#### Work to complete
Gather every line from the entries below that includes "data".
:: Excerpted records
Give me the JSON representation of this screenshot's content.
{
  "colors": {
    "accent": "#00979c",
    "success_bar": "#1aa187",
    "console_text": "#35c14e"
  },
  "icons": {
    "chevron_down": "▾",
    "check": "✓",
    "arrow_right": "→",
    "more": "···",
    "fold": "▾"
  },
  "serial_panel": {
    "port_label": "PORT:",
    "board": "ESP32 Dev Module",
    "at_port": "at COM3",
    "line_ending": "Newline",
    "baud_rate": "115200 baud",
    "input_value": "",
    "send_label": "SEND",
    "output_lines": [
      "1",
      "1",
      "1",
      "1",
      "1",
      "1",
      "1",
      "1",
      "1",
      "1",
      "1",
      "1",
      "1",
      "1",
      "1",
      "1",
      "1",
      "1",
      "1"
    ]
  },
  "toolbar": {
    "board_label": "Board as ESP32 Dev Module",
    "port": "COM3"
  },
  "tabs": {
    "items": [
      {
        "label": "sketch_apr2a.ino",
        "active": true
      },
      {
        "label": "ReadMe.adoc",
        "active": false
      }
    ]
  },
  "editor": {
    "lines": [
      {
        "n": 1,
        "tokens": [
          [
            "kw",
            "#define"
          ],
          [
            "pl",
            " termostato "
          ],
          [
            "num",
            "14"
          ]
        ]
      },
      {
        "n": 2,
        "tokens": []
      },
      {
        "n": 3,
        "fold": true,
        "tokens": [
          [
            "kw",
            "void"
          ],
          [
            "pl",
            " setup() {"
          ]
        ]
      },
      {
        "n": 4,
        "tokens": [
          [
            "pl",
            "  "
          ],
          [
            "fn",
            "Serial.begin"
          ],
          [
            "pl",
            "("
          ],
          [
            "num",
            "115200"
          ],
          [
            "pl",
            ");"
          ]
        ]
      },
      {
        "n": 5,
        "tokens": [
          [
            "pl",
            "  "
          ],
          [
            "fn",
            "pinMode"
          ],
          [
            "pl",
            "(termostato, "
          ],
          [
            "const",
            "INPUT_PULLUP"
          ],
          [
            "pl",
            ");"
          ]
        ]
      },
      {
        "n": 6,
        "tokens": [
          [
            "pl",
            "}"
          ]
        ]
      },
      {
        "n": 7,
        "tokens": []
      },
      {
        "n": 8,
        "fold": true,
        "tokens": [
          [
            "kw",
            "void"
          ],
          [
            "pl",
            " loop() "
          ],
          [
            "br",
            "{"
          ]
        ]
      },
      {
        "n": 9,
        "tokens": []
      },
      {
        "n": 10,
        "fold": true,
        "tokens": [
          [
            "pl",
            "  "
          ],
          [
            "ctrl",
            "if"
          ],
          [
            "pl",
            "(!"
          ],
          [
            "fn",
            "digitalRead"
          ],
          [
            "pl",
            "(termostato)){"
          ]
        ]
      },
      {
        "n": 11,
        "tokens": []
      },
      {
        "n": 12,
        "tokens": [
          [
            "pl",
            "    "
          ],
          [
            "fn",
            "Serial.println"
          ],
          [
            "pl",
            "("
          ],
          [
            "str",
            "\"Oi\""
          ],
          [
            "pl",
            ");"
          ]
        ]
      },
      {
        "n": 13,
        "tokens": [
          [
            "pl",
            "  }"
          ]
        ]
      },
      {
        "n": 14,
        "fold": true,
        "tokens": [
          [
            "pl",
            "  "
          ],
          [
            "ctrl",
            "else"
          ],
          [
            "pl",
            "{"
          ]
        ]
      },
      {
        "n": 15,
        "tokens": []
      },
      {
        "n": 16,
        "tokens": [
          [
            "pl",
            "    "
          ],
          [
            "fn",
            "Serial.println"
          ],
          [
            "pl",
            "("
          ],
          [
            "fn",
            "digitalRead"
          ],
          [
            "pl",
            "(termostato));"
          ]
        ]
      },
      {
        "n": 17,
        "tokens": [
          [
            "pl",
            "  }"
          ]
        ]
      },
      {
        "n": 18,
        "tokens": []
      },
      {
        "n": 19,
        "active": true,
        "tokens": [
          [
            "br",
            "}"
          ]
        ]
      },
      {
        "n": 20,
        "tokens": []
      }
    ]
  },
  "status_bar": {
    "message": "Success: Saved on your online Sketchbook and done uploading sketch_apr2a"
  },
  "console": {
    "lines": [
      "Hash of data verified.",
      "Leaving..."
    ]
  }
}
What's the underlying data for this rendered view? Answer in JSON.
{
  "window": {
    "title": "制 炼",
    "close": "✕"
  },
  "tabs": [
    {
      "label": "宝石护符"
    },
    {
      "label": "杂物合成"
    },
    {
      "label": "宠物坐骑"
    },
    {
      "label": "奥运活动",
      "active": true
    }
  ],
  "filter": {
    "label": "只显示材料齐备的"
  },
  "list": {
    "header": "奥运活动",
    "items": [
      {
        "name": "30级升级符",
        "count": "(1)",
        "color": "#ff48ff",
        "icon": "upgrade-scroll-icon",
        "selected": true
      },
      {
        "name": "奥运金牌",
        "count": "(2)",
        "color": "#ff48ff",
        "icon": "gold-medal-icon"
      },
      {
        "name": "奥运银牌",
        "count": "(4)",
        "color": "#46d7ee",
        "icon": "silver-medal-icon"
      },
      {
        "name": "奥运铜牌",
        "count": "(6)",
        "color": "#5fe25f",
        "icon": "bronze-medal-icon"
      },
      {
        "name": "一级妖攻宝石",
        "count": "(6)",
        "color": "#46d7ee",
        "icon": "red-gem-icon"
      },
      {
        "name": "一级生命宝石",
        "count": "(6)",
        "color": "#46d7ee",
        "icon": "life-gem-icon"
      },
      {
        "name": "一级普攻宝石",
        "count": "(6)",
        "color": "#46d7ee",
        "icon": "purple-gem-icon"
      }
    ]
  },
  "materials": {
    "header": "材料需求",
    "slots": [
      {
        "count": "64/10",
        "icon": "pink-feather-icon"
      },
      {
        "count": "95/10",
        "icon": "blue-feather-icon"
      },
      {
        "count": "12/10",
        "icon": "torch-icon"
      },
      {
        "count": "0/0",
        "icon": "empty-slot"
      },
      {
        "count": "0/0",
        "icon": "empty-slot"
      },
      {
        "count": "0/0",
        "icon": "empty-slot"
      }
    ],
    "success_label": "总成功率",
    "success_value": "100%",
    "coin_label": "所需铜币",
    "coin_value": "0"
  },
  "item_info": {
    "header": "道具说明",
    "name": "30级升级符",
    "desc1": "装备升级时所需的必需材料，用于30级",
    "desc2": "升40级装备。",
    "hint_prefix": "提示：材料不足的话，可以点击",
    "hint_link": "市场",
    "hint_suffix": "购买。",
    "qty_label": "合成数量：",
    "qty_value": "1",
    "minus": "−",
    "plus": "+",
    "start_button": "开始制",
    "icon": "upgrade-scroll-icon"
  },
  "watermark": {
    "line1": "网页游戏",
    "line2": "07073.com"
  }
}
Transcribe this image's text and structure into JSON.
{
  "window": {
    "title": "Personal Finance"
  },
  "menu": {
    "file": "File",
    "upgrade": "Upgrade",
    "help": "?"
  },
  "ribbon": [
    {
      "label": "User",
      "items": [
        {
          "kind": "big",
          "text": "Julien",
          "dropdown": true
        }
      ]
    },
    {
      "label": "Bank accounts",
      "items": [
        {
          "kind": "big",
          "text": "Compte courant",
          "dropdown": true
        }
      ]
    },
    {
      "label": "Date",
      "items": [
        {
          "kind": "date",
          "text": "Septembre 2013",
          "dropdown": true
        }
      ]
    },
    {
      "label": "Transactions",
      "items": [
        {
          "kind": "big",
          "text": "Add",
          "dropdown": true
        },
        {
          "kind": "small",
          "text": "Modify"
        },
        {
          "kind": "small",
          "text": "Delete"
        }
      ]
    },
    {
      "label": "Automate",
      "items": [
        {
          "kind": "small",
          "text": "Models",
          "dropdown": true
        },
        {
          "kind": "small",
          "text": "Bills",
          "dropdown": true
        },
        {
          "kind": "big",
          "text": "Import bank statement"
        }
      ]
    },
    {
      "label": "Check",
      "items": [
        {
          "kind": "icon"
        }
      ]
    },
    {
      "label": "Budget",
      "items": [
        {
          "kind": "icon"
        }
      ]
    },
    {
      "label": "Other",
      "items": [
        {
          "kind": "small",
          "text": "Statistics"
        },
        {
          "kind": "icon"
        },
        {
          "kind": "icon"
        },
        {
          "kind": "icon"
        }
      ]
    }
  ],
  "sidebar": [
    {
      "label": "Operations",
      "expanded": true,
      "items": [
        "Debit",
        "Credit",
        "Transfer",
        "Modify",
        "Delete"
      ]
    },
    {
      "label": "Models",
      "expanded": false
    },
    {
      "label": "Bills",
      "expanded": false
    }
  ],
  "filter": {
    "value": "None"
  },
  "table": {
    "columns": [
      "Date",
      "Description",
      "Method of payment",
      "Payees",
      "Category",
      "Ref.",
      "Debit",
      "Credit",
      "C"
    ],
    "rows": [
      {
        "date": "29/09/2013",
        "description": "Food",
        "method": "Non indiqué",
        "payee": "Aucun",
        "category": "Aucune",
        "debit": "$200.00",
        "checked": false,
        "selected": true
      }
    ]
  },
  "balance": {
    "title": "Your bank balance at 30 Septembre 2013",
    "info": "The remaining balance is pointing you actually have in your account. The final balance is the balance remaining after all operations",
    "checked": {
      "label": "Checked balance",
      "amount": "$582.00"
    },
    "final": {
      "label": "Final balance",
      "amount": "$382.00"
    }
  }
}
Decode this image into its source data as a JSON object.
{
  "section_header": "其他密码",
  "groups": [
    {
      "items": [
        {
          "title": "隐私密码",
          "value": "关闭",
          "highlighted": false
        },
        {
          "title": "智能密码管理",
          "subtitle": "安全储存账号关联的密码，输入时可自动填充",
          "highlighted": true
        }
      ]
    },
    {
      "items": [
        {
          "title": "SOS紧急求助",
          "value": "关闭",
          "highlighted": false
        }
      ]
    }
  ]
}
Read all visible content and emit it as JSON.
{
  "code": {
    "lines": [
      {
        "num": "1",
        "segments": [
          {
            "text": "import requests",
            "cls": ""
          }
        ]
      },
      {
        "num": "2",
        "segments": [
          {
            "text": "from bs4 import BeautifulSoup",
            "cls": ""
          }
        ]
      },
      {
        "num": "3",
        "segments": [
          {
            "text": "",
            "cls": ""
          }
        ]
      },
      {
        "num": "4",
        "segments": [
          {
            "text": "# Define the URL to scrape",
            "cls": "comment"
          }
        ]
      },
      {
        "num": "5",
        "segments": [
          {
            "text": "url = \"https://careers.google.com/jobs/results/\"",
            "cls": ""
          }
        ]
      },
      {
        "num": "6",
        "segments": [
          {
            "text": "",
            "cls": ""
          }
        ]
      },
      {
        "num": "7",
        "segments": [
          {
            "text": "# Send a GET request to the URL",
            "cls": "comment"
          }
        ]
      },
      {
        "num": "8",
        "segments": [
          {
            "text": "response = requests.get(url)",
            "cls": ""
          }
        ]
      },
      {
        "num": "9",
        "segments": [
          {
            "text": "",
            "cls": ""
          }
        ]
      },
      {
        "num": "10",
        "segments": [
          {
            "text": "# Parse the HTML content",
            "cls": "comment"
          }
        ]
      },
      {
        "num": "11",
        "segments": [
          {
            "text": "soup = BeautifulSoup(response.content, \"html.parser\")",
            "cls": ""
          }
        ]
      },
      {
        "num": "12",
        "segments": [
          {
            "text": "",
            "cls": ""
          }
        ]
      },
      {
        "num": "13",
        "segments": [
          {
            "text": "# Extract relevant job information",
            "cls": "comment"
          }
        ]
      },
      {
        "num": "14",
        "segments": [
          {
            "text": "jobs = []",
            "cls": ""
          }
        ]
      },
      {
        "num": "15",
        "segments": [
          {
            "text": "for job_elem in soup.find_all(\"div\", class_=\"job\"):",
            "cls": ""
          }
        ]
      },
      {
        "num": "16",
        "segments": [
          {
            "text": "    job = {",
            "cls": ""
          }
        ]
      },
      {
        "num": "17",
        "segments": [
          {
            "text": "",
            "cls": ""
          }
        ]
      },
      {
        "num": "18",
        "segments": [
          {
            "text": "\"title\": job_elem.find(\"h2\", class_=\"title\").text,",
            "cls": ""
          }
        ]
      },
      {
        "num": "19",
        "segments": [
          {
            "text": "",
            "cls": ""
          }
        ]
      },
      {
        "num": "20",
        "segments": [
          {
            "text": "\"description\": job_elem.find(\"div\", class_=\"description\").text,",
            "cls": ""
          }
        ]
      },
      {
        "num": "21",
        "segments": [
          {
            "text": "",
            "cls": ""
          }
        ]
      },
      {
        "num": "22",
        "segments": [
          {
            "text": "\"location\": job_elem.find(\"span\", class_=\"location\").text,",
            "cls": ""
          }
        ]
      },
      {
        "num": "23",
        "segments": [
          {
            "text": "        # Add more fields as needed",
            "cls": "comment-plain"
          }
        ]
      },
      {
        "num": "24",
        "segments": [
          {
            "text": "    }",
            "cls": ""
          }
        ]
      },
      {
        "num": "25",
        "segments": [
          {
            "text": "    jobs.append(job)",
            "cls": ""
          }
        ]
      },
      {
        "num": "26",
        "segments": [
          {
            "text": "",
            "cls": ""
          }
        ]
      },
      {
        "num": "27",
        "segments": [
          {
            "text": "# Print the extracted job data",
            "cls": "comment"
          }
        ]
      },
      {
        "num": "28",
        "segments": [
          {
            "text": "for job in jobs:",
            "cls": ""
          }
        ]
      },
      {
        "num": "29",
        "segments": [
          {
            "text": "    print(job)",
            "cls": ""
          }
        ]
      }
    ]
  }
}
::::
#### Answer to this exercise
      "Hash of data verified.",
What's the underlying data for this rendered view? Answer in JSON.
Decode this image into its source data as a JSON object.
            "text": "# Print the extracted job data",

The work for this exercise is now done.